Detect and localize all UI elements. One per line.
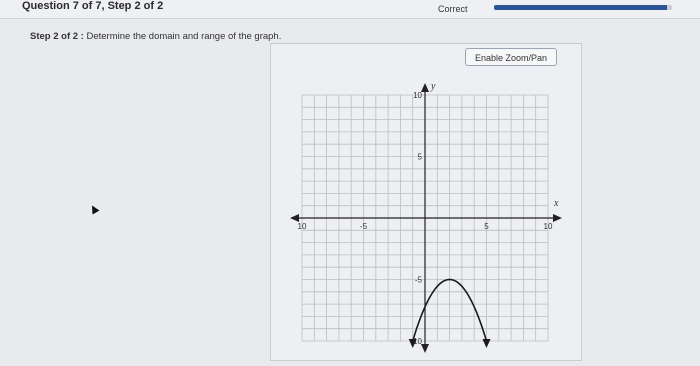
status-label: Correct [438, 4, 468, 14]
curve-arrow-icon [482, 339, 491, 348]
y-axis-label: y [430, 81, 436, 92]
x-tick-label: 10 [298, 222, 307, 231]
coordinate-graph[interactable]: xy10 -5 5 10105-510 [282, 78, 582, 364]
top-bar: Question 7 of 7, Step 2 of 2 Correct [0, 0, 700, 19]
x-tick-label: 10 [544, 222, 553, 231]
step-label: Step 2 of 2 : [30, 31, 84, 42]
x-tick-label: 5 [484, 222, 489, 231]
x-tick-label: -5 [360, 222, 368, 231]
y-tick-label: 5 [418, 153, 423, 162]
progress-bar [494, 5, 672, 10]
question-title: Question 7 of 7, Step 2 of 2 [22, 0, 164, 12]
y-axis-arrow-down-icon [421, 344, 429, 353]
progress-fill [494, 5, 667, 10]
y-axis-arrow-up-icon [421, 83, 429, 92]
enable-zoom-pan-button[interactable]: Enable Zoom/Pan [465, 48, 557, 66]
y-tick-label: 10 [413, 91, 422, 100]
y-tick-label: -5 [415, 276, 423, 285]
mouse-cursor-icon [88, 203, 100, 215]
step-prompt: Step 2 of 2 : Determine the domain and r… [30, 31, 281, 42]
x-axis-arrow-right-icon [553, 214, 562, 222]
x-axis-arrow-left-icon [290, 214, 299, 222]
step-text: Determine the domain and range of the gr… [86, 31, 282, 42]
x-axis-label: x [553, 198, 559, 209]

# # # # #

Ihre Aufgabe - Schreiben Sie sämtliche Zeilen oben unverändert ab. Lassen Sie das Bild in Ihrer Antwort weg.

Vollständige Lösung -
Detect and localize all UI elements. One per line.
status-label: Correct [438, 4, 468, 14]
curve-arrow-icon [482, 339, 491, 348]
y-axis-label: y [430, 81, 436, 92]
x-tick-label: 10 [298, 222, 307, 231]
coordinate-graph[interactable]: xy10 -5 5 10105-510 [282, 78, 582, 364]
top-bar: Question 7 of 7, Step 2 of 2 Correct [0, 0, 700, 19]
x-tick-label: 10 [544, 222, 553, 231]
step-label: Step 2 of 2 : [30, 31, 84, 42]
x-tick-label: 5 [484, 222, 489, 231]
x-tick-label: -5 [360, 222, 368, 231]
y-tick-label: 5 [418, 153, 423, 162]
progress-bar [494, 5, 672, 10]
question-title: Question 7 of 7, Step 2 of 2 [22, 0, 164, 12]
y-axis-arrow-down-icon [421, 344, 429, 353]
progress-fill [494, 5, 667, 10]
y-axis-arrow-up-icon [421, 83, 429, 92]
enable-zoom-pan-button[interactable]: Enable Zoom/Pan [465, 48, 557, 66]
y-tick-label: 10 [413, 91, 422, 100]
y-tick-label: -5 [415, 276, 423, 285]
mouse-cursor-icon [88, 203, 100, 215]
step-prompt: Step 2 of 2 : Determine the domain and r… [30, 31, 281, 42]
x-axis-arrow-right-icon [553, 214, 562, 222]
x-axis-arrow-left-icon [290, 214, 299, 222]
step-text: Determine the domain and range of the gr… [86, 31, 282, 42]
x-axis-label: x [553, 198, 559, 209]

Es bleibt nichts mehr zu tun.